Element boundary records:
= = = = =
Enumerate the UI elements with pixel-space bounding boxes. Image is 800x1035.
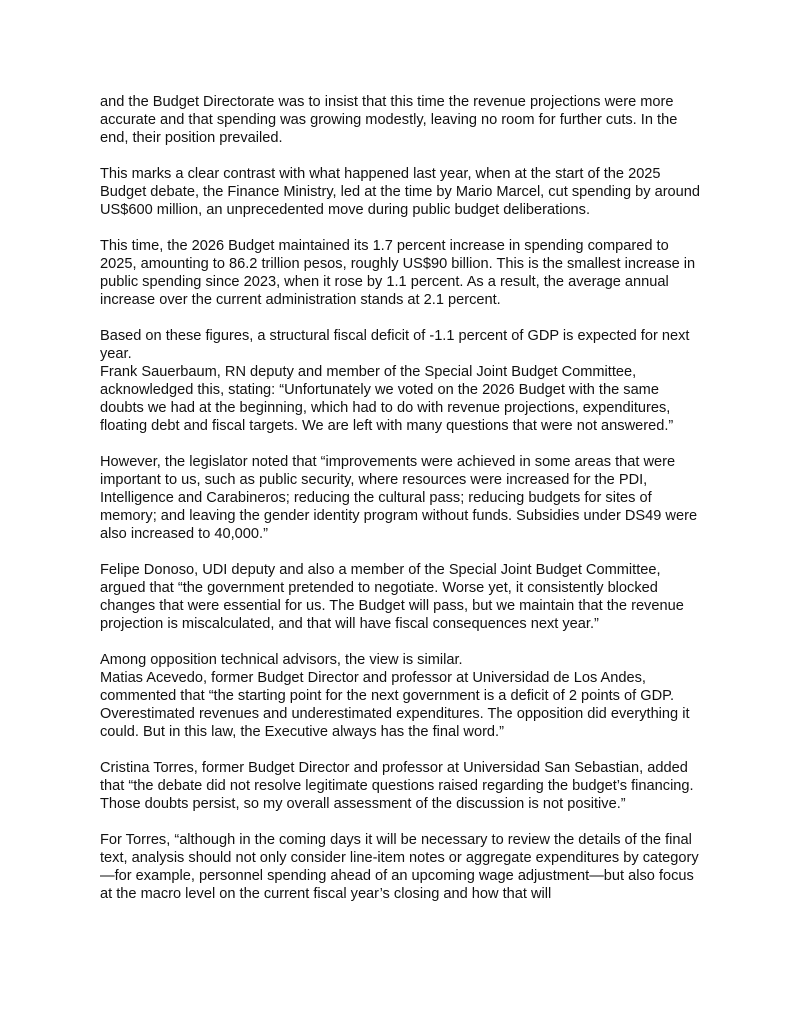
paragraph-sauerbaum-quote: Frank Sauerbaum, RN deputy and member of the Special Joint Budget Committee, acknowledged this, stating: “Unfortunately we voted on the 2026 Budget with the same doubts we had at the beginning, which had to do with revenue projections, expenditures, floating debt and fiscal targets. We are left with many questions that were not answered.”	[100, 364, 674, 434]
paragraph-donoso-quote: Felipe Donoso, UDI deputy and also a member of the Special Joint Budget Committee, argued that “the government pretended to negotiate. Worse yet, it consistently blocked changes that were essential for us. The Budget will pass, but we maintain that the revenue projection is miscalculated, and that will have fiscal consequences next year.”	[100, 562, 684, 632]
document-page	[100, 93, 705, 921]
paragraph-improvements: However, the legislator noted that “improvements were achieved in some areas that were important to us, such as public security, where resources were increased for the PDI, Intelligence and Carabineros; reducing the cultural pass; reducing budgets for sites of memory; and leaving the gender identity program without funds. Subsidies under DS49 were also increased to 40,000.”	[100, 454, 698, 542]
paragraph-opposition-advisors: Among opposition technical advisors, the view is similar.	[100, 652, 463, 668]
paragraph-budget-directorate: and the Budget Directorate was to insist that this time the revenue projections were more accurate and that spending was growing modestly, leaving no room for further cuts. In the end, their position prevailed.	[100, 94, 678, 146]
paragraph-structural-deficit: Based on these figures, a structural fiscal deficit of -1.1 percent of GDP is expected for next year.	[100, 328, 690, 362]
paragraph-torres-quote: Cristina Torres, former Budget Director and professor at Universidad San Sebastian, added that “the debate did not resolve legitimate questions raised regarding the budget’s financing. Those doubts persist, so my overall assessment of the discussion is not positive.”	[100, 760, 694, 812]
paragraph-last-year-contrast: This marks a clear contrast with what happened last year, when at the start of the 2025 Budget debate, the Finance Ministry, led at the time by Mario Marcel, cut spending by around US$600 million, an unprecedented move during public budget deliberations.	[100, 166, 701, 218]
paragraph-torres-analysis: For Torres, “although in the coming days it will be necessary to review the details of the final text, analysis should not only consider line-item notes or aggregate expenditures by category—for example, personnel spending ahead of an upcoming wage adjustment—but also focus at the macro level on the current fiscal year’s closing and how that will	[100, 832, 699, 902]
paragraph-2026-budget-increase: This time, the 2026 Budget maintained its 1.7 percent increase in spending compared to 2025, amounting to 86.2 trillion pesos, roughly US$90 billion. This is the smallest increase in public spending since 2023, when it rose by 1.1 percent. As a result, the average annual increase over the current administration stands at 2.1 percent.	[100, 238, 696, 308]
paragraph-acevedo-quote: Matias Acevedo, former Budget Director and professor at Universidad de Los Andes, commented that “the starting point for the next government is a deficit of 2 points of GDP. Overestimated revenues and underestimated expenditures. The opposition did everything it could. But in this law, the Executive always has the final word.”	[100, 670, 690, 740]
= = = = =
Direction:
Can you lay out every line of the records above as a numbered list, skipping any blank lines and leaving the pictures out?

Answer for this exercise:
1. Enumerate the UI elements with pixel-space bounding boxes. Image is 800x1035.
2. paragraph-sauerbaum-quote: Frank Sauerbaum, RN deputy and member of the Special Joint Budget Committee, acknowledged this, stating: “Unfortunately we voted on the 2026 Budget with the same doubts we had at the beginning, which had to do with revenue projections, expenditures, floating debt and fiscal targets. We are left with many questions that were not answered.”	[100, 364, 674, 434]
3. paragraph-donoso-quote: Felipe Donoso, UDI deputy and also a member of the Special Joint Budget Committee, argued that “the government pretended to negotiate. Worse yet, it consistently blocked changes that were essential for us. The Budget will pass, but we maintain that the revenue projection is miscalculated, and that will have fiscal consequences next year.”	[100, 562, 684, 632]
4. document-page	[100, 93, 705, 921]
5. paragraph-improvements: However, the legislator noted that “improvements were achieved in some areas that were important to us, such as public security, where resources were increased for the PDI, Intelligence and Carabineros; reducing the cultural pass; reducing budgets for sites of memory; and leaving the gender identity program without funds. Subsidies under DS49 were also increased to 40,000.”	[100, 454, 698, 542]
6. paragraph-opposition-advisors: Among opposition technical advisors, the view is similar.	[100, 652, 463, 668]
7. paragraph-budget-directorate: and the Budget Directorate was to insist that this time the revenue projections were more accurate and that spending was growing modestly, leaving no room for further cuts. In the end, their position prevailed.	[100, 94, 678, 146]
8. paragraph-structural-deficit: Based on these figures, a structural fiscal deficit of -1.1 percent of GDP is expected for next year.	[100, 328, 690, 362]
9. paragraph-torres-quote: Cristina Torres, former Budget Director and professor at Universidad San Sebastian, added that “the debate did not resolve legitimate questions raised regarding the budget’s financing. Those doubts persist, so my overall assessment of the discussion is not positive.”	[100, 760, 694, 812]
10. paragraph-last-year-contrast: This marks a clear contrast with what happened last year, when at the start of the 2025 Budget debate, the Finance Ministry, led at the time by Mario Marcel, cut spending by around US$600 million, an unprecedented move during public budget deliberations.	[100, 166, 701, 218]
11. paragraph-torres-analysis: For Torres, “although in the coming days it will be necessary to review the details of the final text, analysis should not only consider line-item notes or aggregate expenditures by category—for example, personnel spending ahead of an upcoming wage adjustment—but also focus at the macro level on the current fiscal year’s closing and how that will	[100, 832, 699, 902]
12. paragraph-2026-budget-increase: This time, the 2026 Budget maintained its 1.7 percent increase in spending compared to 2025, amounting to 86.2 trillion pesos, roughly US$90 billion. This is the smallest increase in public spending since 2023, when it rose by 1.1 percent. As a result, the average annual increase over the current administration stands at 2.1 percent.	[100, 238, 696, 308]
13. paragraph-acevedo-quote: Matias Acevedo, former Budget Director and professor at Universidad de Los Andes, commented that “the starting point for the next government is a deficit of 2 points of GDP. Overestimated revenues and underestimated expenditures. The opposition did everything it could. But in this law, the Executive always has the final word.”	[100, 670, 690, 740]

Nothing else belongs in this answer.